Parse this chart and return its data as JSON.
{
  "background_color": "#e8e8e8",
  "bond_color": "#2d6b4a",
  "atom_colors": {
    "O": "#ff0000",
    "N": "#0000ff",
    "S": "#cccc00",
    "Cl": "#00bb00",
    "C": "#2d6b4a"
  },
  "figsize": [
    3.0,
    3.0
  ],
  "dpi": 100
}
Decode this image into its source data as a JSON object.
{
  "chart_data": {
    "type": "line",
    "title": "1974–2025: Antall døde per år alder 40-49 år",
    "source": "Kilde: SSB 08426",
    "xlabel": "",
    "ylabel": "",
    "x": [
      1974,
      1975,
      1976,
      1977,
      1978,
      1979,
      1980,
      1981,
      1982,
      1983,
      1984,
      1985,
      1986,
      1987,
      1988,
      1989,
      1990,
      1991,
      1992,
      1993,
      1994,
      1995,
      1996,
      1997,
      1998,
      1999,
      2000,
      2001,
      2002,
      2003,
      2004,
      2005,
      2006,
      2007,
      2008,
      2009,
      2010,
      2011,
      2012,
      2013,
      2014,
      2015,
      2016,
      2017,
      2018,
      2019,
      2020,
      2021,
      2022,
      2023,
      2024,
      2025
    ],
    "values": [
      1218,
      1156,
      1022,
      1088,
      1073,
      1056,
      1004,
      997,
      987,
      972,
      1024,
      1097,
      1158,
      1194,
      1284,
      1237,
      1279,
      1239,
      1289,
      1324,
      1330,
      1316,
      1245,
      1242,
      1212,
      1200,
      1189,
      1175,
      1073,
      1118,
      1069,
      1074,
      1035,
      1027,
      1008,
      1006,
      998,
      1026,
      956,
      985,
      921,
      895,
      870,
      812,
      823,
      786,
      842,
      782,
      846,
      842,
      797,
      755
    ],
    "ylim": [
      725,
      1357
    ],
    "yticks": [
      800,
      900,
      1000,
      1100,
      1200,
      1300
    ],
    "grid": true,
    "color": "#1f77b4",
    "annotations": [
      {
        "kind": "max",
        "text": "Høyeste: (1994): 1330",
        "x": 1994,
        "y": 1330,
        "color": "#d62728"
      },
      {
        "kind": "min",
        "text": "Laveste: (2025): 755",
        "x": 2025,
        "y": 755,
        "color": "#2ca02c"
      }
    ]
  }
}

▬▬▬

Where a line holds "text", copy that line.

:: SOLVED PROBLEM ::
        "text": "Høyeste: (1994): 1330",
        "text": "Laveste: (2025): 755",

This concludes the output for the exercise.